**What is expected:**
Count every line that includes the string "content" in the entries that follow. Nothing besides the number is needed.

**Dataset excerpts:**
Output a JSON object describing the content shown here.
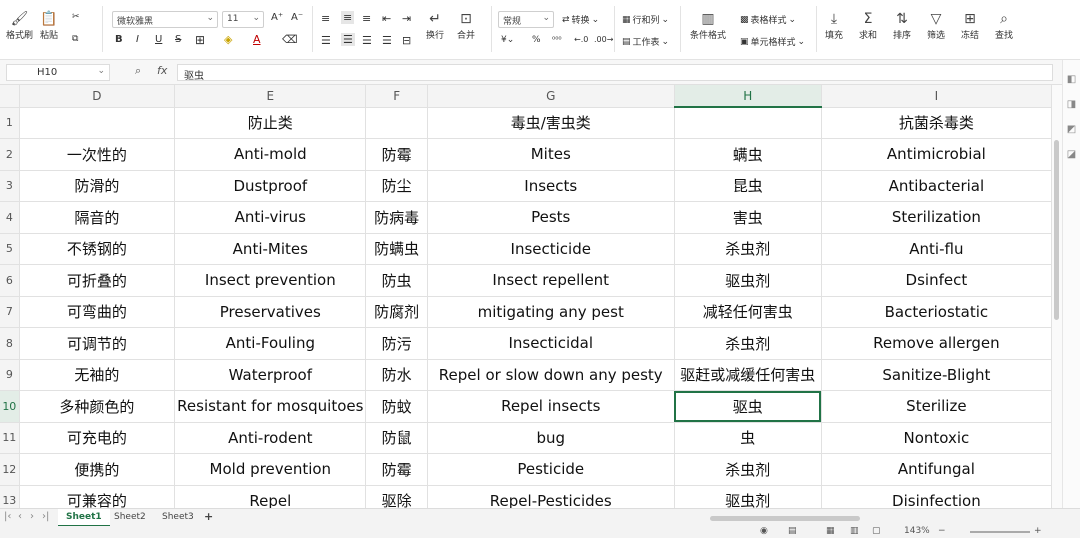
{
  "ribbon": {
    "format_painter": "格式刷",
    "paste": "粘贴",
    "font_name": "微软雅黑",
    "font_size": "11",
    "bold": "B",
    "italic": "I",
    "underline": "U",
    "strike": "S",
    "font_color_glyph": "A",
    "wrap": "换行",
    "merge": "合并",
    "number_format": "常规",
    "convert": "转换",
    "row_col": "行和列",
    "worksheet": "工作表",
    "percent": "%",
    "cond_format": "条件格式",
    "table_style": "表格样式",
    "cell_style": "单元格样式",
    "fill": "填充",
    "sum": "求和",
    "sort": "排序",
    "filter": "筛选",
    "freeze": "冻结",
    "find": "查找"
  },
  "formula_bar": {
    "cell_ref": "H10",
    "fx": "fx",
    "content": "驱虫"
  },
  "grid": {
    "columns": [
      "D",
      "E",
      "F",
      "G",
      "H",
      "I"
    ],
    "selected_column": "H",
    "selected_row": "10",
    "rows": [
      {
        "n": "1",
        "cells": [
          "",
          "防止类",
          "",
          "毒虫/害虫类",
          "",
          "抗菌杀毒类"
        ]
      },
      {
        "n": "2",
        "cells": [
          "一次性的",
          "Anti-mold",
          "防霉",
          "Mites",
          "螨虫",
          "Antimicrobial"
        ]
      },
      {
        "n": "3",
        "cells": [
          "防滑的",
          "Dustproof",
          "防尘",
          "Insects",
          "昆虫",
          "Antibacterial"
        ]
      },
      {
        "n": "4",
        "cells": [
          "隔音的",
          "Anti-virus",
          "防病毒",
          "Pests",
          "害虫",
          "Sterilization"
        ]
      },
      {
        "n": "5",
        "cells": [
          "不锈钢的",
          "Anti-Mites",
          "防螨虫",
          "Insecticide",
          "杀虫剂",
          "Anti-flu"
        ]
      },
      {
        "n": "6",
        "cells": [
          "可折叠的",
          "Insect prevention",
          "防虫",
          "Insect repellent",
          "驱虫剂",
          "Dsinfect"
        ]
      },
      {
        "n": "7",
        "cells": [
          "可弯曲的",
          "Preservatives",
          "防腐剂",
          "mitigating any pest",
          "减轻任何害虫",
          "Bacteriostatic"
        ]
      },
      {
        "n": "8",
        "cells": [
          "可调节的",
          "Anti-Fouling",
          "防污",
          "Insecticidal",
          "杀虫剂",
          "Remove allergen"
        ]
      },
      {
        "n": "9",
        "cells": [
          "无袖的",
          "Waterproof",
          "防水",
          "Repel or slow down any pesty",
          "驱赶或减缓任何害虫",
          "Sanitize-Blight"
        ]
      },
      {
        "n": "10",
        "cells": [
          "多种颜色的",
          "Resistant for mosquitoes",
          "防蚊",
          "Repel insects",
          "驱虫",
          "Sterilize"
        ]
      },
      {
        "n": "11",
        "cells": [
          "可充电的",
          "Anti-rodent",
          "防鼠",
          "bug",
          "虫",
          "Nontoxic"
        ]
      },
      {
        "n": "12",
        "cells": [
          "便携的",
          "Mold prevention",
          "防霉",
          "Pesticide",
          "杀虫剂",
          "Antifungal"
        ]
      },
      {
        "n": "13",
        "cells": [
          "可兼容的",
          "Repel",
          "驱除",
          "Repel-Pesticides",
          "驱虫剂",
          "Disinfection"
        ]
      }
    ]
  },
  "sheet_tabs": [
    "Sheet1",
    "Sheet2",
    "Sheet3"
  ],
  "add_sheet": "+",
  "status": {
    "zoom": "143%"
  },
  "colors": {
    "accent": "#217346"
  }
}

**Reply:**
2